Written instruction
Output as a Markdown table with columns n and Line the data from the line with "List UI elements" to the line with "213, 50, 222]", one row per line, with blank lines omitted.

Records shown
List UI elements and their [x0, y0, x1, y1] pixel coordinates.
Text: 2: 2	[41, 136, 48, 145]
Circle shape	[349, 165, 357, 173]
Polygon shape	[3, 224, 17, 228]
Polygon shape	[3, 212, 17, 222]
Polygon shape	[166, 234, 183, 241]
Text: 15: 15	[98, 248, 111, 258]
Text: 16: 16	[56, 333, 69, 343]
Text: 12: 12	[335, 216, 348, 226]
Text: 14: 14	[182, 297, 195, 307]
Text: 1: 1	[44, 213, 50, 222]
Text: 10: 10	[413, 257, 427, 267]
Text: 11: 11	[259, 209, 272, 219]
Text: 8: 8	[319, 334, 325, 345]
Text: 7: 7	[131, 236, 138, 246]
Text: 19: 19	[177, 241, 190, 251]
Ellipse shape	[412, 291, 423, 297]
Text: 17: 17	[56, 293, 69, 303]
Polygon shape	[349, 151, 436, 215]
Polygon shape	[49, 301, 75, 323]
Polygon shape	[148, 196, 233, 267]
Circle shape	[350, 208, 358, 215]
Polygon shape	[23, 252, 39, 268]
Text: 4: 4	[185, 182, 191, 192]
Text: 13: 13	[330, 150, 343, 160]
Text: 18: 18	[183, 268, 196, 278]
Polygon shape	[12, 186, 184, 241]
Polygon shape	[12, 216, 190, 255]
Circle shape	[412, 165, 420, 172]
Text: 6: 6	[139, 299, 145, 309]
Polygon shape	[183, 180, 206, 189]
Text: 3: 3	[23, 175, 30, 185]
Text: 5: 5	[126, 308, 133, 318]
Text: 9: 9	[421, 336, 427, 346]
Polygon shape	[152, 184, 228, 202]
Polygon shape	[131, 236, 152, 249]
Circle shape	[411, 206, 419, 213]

==

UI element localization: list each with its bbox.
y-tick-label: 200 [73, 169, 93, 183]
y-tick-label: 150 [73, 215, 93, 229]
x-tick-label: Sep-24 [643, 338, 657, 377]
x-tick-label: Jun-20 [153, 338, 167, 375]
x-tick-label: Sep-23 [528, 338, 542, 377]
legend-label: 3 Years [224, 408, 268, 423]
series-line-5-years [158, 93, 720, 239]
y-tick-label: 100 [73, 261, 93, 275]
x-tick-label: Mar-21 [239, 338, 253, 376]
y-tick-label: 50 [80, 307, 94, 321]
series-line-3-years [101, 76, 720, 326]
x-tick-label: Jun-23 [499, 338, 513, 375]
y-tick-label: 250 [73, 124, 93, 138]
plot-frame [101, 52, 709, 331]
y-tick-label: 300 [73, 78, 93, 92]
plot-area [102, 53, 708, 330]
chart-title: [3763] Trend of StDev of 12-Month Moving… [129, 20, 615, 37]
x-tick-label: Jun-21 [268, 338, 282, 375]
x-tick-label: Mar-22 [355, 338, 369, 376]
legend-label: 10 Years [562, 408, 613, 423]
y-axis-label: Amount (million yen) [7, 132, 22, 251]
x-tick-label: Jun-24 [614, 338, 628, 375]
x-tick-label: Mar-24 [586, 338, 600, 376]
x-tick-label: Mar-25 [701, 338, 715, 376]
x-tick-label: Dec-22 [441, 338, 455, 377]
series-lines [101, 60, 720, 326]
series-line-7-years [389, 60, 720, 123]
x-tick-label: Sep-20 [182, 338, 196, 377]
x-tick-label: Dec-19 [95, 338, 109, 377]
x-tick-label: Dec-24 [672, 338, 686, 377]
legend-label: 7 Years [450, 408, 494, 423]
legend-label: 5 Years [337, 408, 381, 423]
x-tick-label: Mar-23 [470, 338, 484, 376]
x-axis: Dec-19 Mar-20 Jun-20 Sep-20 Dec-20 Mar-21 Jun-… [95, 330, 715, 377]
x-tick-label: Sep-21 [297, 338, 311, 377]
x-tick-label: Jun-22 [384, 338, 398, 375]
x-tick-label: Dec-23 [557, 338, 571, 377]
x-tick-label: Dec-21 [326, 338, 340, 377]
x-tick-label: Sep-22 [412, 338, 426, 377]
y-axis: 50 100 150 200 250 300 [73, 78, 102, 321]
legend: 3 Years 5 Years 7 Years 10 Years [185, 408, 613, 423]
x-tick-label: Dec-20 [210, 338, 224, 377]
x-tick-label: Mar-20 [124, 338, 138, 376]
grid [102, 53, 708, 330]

--

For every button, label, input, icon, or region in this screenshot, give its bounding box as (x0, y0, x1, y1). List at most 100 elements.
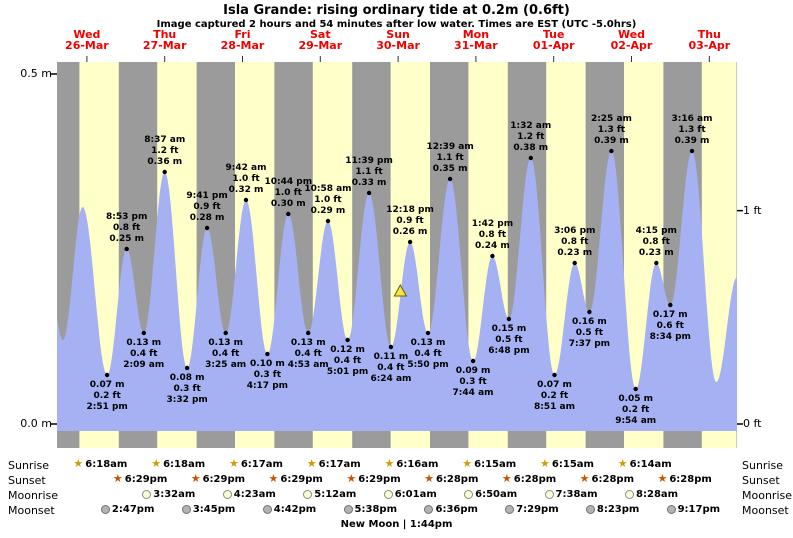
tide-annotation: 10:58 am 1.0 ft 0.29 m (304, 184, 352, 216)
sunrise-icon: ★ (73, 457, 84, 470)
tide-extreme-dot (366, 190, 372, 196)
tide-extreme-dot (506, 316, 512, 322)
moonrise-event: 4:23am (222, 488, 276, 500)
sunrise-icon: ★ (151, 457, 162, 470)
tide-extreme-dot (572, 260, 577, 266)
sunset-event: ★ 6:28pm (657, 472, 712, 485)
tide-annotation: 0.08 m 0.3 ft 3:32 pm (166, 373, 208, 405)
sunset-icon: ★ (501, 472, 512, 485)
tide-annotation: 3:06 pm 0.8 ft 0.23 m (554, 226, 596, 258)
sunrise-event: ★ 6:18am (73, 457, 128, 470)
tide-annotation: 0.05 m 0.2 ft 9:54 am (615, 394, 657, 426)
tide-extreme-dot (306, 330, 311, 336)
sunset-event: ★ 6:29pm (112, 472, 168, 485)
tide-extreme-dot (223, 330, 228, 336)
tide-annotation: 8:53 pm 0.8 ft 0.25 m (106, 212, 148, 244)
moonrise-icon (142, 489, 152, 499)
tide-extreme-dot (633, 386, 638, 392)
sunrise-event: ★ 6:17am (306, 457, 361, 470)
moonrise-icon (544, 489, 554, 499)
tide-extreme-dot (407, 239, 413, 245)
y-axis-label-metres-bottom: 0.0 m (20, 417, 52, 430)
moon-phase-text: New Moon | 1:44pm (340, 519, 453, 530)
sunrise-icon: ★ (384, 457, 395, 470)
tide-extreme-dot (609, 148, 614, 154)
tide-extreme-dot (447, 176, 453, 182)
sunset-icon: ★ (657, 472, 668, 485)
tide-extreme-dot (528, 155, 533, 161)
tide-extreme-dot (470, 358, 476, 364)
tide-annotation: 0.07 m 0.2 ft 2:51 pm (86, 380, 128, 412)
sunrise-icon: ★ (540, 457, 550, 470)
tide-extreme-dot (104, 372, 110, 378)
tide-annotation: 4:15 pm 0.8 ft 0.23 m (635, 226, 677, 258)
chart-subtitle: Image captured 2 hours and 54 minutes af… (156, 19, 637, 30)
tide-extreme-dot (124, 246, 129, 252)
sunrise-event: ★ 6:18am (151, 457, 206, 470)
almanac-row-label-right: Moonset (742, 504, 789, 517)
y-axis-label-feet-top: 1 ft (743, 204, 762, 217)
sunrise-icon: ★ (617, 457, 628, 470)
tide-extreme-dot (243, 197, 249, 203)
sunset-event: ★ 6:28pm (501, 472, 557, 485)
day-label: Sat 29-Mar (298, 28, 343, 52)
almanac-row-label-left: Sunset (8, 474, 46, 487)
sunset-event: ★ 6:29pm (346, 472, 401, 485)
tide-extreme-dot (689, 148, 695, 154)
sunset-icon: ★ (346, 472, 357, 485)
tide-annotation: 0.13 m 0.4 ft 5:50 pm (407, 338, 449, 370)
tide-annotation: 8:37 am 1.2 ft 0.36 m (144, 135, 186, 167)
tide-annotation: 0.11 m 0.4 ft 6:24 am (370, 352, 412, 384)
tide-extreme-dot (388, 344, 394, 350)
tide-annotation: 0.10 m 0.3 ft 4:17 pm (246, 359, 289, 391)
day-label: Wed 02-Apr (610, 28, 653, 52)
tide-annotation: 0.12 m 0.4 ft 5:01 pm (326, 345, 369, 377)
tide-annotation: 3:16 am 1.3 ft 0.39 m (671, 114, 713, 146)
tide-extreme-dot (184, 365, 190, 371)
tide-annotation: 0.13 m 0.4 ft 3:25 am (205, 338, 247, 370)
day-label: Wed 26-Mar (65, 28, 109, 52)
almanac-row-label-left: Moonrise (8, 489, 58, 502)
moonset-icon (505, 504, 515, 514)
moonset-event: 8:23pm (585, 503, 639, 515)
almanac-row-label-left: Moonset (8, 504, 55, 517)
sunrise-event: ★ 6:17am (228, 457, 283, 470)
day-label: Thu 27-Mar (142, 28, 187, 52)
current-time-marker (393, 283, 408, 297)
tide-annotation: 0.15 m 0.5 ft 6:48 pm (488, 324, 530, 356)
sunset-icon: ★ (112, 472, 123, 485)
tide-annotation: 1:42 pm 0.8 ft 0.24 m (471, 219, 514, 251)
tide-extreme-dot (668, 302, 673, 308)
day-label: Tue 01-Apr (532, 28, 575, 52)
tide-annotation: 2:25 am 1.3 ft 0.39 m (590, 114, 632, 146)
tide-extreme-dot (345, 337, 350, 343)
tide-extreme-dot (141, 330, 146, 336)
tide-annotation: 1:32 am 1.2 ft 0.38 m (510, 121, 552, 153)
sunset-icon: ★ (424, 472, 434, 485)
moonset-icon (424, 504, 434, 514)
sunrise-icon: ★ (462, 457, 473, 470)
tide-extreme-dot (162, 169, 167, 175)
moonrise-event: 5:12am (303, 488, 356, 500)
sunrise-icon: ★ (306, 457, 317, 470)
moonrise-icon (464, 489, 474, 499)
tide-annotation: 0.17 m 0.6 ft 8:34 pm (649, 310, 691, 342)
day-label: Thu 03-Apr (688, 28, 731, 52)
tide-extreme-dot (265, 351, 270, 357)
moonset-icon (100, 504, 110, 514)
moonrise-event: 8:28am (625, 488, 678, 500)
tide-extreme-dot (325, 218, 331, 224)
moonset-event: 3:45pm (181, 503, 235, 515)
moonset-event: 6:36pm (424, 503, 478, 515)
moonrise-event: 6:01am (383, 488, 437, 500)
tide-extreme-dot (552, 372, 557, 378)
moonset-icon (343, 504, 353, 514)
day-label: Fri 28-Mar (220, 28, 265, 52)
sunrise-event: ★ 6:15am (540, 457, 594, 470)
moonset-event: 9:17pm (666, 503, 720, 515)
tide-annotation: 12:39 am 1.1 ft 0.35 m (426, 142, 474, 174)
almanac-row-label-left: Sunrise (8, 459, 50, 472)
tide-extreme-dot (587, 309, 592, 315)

Solution to the problem
| n | Line |
|---|---|
| 1 | List UI elements and their [x0, y0, x1, y1] pixel coordinates. |
| 2 | Text: 2: 2	[41, 136, 48, 145] |
| 3 | Circle shape	[349, 165, 357, 173] |
| 4 | Polygon shape	[3, 224, 17, 228] |
| 5 | Polygon shape	[3, 212, 17, 222] |
| 6 | Polygon shape	[166, 234, 183, 241] |
| 7 | Text: 15: 15	[98, 248, 111, 258] |
| 8 | Text: 16: 16	[56, 333, 69, 343] |
| 9 | Text: 12: 12	[335, 216, 348, 226] |
| 10 | Text: 14: 14	[182, 297, 195, 307] |
| 11 | Text: 1: 1	[44, 213, 50, 222] |